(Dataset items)
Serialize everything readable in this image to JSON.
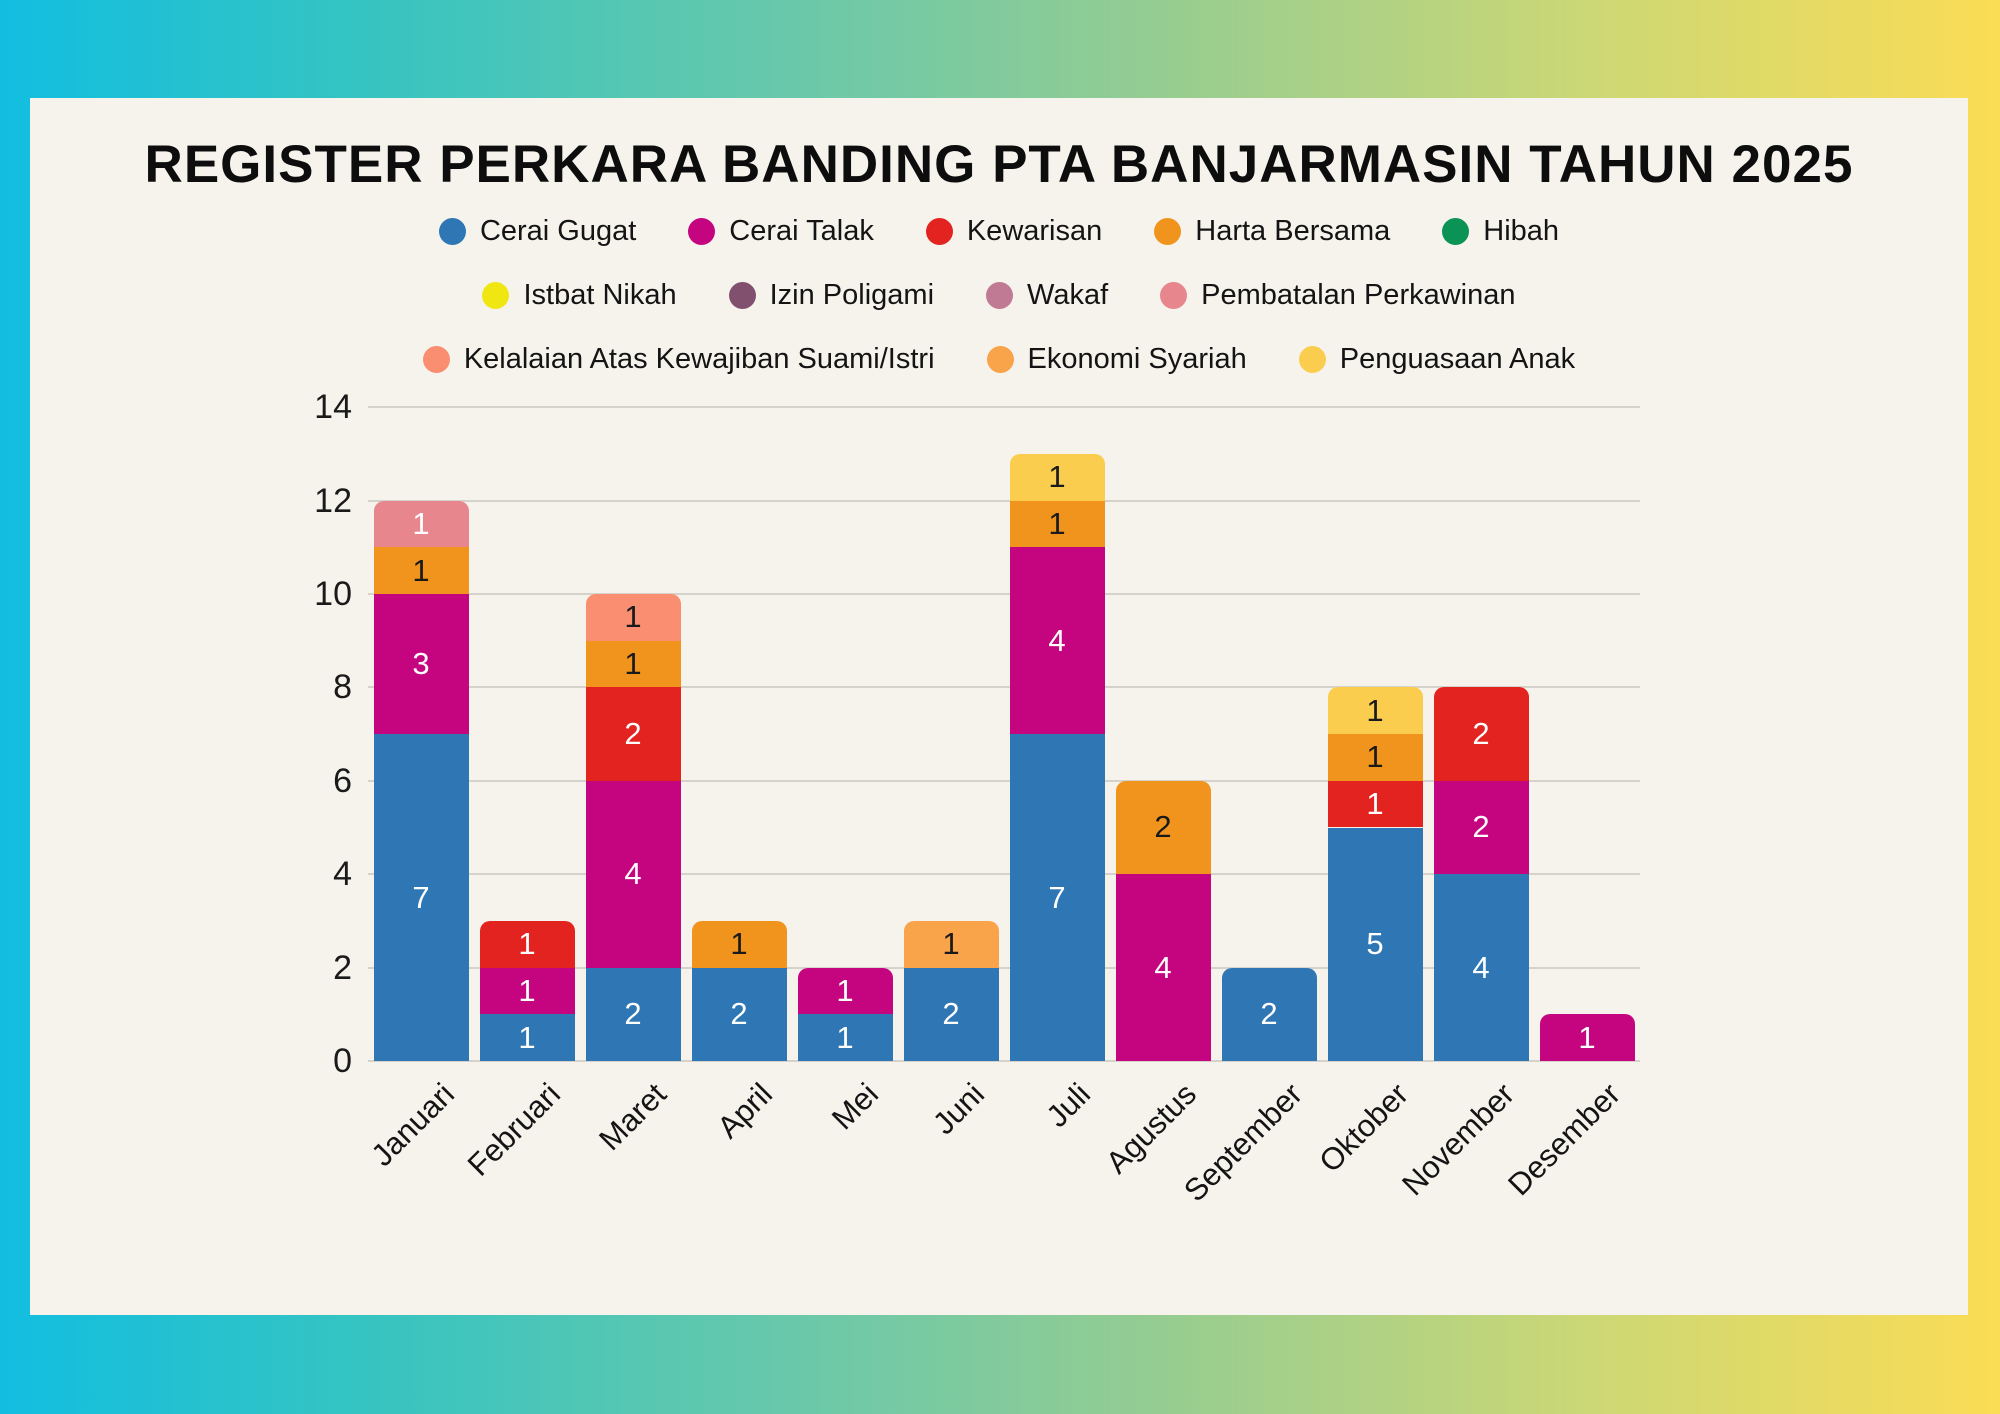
{
  "title": "REGISTER PERKARA BANDING PTA BANJARMASIN TAHUN 2025",
  "colors": {
    "panel_background": "#f6f3ed",
    "frame_gradient_left": "#12bee0",
    "frame_gradient_middle": "#6fc9a7",
    "frame_gradient_right": "#fbdc55",
    "gridline": "#d5d2cc",
    "axis_text": "#1a1a1a"
  },
  "legend_row_sizes": [
    5,
    4,
    3
  ],
  "chart_data": {
    "type": "bar",
    "stacked": true,
    "grid": "horizontal",
    "legend_position": "top",
    "ylim": [
      0,
      14
    ],
    "yticks": [
      "0",
      "2",
      "4",
      "6",
      "8",
      "10",
      "12",
      "14"
    ],
    "categories": [
      "Januari",
      "Februari",
      "Maret",
      "April",
      "Mei",
      "Juni",
      "Juli",
      "Agustus",
      "September",
      "Oktober",
      "November",
      "Desember"
    ],
    "series": [
      {
        "name": "Cerai Gugat",
        "color": "#2e76b4",
        "label_color": "#ffffff",
        "values": [
          7,
          1,
          2,
          2,
          1,
          2,
          7,
          0,
          2,
          5,
          4,
          0
        ]
      },
      {
        "name": "Cerai Talak",
        "color": "#c5047f",
        "label_color": "#ffffff",
        "values": [
          3,
          1,
          4,
          0,
          1,
          0,
          4,
          4,
          0,
          0,
          2,
          1
        ]
      },
      {
        "name": "Kewarisan",
        "color": "#e2231f",
        "label_color": "#ffffff",
        "values": [
          0,
          1,
          2,
          0,
          0,
          0,
          0,
          0,
          0,
          1,
          2,
          0
        ]
      },
      {
        "name": "Harta Bersama",
        "color": "#f0941d",
        "label_color": "#1a1a1a",
        "values": [
          1,
          0,
          1,
          1,
          0,
          0,
          1,
          2,
          0,
          1,
          0,
          0
        ]
      },
      {
        "name": "Hibah",
        "color": "#0b9255",
        "label_color": "#ffffff",
        "values": [
          0,
          0,
          0,
          0,
          0,
          0,
          0,
          0,
          0,
          0,
          0,
          0
        ]
      },
      {
        "name": "Istbat Nikah",
        "color": "#f0e612",
        "label_color": "#1a1a1a",
        "values": [
          0,
          0,
          0,
          0,
          0,
          0,
          0,
          0,
          0,
          0,
          0,
          0
        ]
      },
      {
        "name": "Izin Poligami",
        "color": "#81506f",
        "label_color": "#ffffff",
        "values": [
          0,
          0,
          0,
          0,
          0,
          0,
          0,
          0,
          0,
          0,
          0,
          0
        ]
      },
      {
        "name": "Wakaf",
        "color": "#c17a93",
        "label_color": "#1a1a1a",
        "values": [
          0,
          0,
          0,
          0,
          0,
          0,
          0,
          0,
          0,
          0,
          0,
          0
        ]
      },
      {
        "name": "Pembatalan Perkawinan",
        "color": "#e8868d",
        "label_color": "#ffffff",
        "values": [
          1,
          0,
          0,
          0,
          0,
          0,
          0,
          0,
          0,
          0,
          0,
          0
        ]
      },
      {
        "name": "Kelalaian Atas Kewajiban Suami/Istri",
        "color": "#f98e70",
        "label_color": "#1a1a1a",
        "values": [
          0,
          0,
          1,
          0,
          0,
          0,
          0,
          0,
          0,
          0,
          0,
          0
        ]
      },
      {
        "name": "Ekonomi Syariah",
        "color": "#f9a34b",
        "label_color": "#1a1a1a",
        "values": [
          0,
          0,
          0,
          0,
          0,
          1,
          0,
          0,
          0,
          0,
          0,
          0
        ]
      },
      {
        "name": "Penguasaan Anak",
        "color": "#facd4f",
        "label_color": "#1a1a1a",
        "values": [
          0,
          0,
          0,
          0,
          0,
          0,
          1,
          0,
          0,
          1,
          0,
          0
        ]
      }
    ]
  }
}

▶ Your task: Check the records above line by line and tally those holding the string "name". Answer with the number only.

▶ Answer to this problem: 12